▶ **Request**
From the line that has "Convert this screenshot" down to the final line of the listing below, transcribe every line exactly, and only those.

▶ **Data supplied**

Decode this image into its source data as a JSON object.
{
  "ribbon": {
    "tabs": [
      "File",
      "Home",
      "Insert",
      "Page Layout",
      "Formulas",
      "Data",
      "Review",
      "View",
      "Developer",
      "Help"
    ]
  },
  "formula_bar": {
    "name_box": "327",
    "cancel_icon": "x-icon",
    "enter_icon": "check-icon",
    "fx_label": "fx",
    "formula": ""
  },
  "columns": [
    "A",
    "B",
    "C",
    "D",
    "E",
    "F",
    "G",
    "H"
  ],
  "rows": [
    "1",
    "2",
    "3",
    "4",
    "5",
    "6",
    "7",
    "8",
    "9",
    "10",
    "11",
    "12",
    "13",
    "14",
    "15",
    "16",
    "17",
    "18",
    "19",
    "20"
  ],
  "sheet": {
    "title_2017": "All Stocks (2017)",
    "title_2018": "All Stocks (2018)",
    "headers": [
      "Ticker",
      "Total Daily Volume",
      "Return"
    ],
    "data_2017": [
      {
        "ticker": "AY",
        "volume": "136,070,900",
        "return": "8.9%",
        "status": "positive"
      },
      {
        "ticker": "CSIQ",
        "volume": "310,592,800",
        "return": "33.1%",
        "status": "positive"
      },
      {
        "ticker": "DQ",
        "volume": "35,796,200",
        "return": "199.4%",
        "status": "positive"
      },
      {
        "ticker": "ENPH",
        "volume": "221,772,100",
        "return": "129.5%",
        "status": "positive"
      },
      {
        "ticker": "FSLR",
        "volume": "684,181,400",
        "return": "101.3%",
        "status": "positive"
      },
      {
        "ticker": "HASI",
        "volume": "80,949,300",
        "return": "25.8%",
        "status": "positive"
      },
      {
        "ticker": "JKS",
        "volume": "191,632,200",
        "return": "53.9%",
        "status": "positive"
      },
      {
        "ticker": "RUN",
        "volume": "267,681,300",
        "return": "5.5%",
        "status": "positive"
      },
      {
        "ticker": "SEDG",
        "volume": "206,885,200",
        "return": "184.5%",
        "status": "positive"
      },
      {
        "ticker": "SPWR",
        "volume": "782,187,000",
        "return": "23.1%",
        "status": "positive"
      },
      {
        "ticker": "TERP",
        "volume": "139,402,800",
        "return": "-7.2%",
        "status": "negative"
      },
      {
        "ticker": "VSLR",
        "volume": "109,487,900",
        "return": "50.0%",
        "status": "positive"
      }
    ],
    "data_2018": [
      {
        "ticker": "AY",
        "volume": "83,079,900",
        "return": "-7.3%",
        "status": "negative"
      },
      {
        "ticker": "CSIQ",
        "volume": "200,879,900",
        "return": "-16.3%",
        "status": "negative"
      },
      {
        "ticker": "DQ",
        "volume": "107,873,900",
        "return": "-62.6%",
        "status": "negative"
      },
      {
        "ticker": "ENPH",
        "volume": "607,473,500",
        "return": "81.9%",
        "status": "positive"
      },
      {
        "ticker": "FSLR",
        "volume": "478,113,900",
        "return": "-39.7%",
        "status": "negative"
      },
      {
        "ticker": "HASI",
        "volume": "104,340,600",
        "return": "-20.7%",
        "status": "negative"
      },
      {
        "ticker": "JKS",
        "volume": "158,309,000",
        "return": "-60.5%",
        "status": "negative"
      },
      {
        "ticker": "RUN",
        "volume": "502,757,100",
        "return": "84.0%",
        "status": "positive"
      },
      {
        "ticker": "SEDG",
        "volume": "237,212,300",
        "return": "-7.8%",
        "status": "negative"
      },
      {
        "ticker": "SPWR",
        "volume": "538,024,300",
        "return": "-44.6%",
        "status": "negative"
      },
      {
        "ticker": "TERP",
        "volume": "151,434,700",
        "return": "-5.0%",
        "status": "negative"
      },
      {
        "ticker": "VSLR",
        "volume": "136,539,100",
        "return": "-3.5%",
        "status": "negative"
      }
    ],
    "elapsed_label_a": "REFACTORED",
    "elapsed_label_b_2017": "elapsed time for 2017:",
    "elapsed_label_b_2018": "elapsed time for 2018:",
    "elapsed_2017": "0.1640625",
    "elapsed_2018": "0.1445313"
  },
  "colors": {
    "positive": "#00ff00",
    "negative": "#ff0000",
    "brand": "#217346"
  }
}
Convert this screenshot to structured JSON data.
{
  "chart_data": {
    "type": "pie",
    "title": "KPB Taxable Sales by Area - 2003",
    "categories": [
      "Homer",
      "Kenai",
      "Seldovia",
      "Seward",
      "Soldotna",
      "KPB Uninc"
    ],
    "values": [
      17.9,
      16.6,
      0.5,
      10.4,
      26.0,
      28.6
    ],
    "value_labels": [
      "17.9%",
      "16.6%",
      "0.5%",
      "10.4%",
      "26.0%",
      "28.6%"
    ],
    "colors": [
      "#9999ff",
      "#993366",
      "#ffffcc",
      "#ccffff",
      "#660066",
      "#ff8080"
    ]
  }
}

▶ **Answer to the exercise**
Convert this screenshot to structured JSON data.
{
  "chart_data": {
    "type": "pie",
    "title": "KPB Taxable Sales by Area - 2003",
    "categories": [
      "Homer",
      "Kenai",
      "Seldovia",
      "Seward",
      "Soldotna",
      "KPB Uninc"
    ],
    "values": [
      17.9,
      16.6,
      0.5,
      10.4,
      26.0,
      28.6
    ],
    "value_labels": [
      "17.9%",
      "16.6%",
      "0.5%",
      "10.4%",
      "26.0%",
      "28.6%"
    ],
    "colors": [
      "#9999ff",
      "#993366",
      "#ffffcc",
      "#ccffff",
      "#660066",
      "#ff8080"
    ]
  }
}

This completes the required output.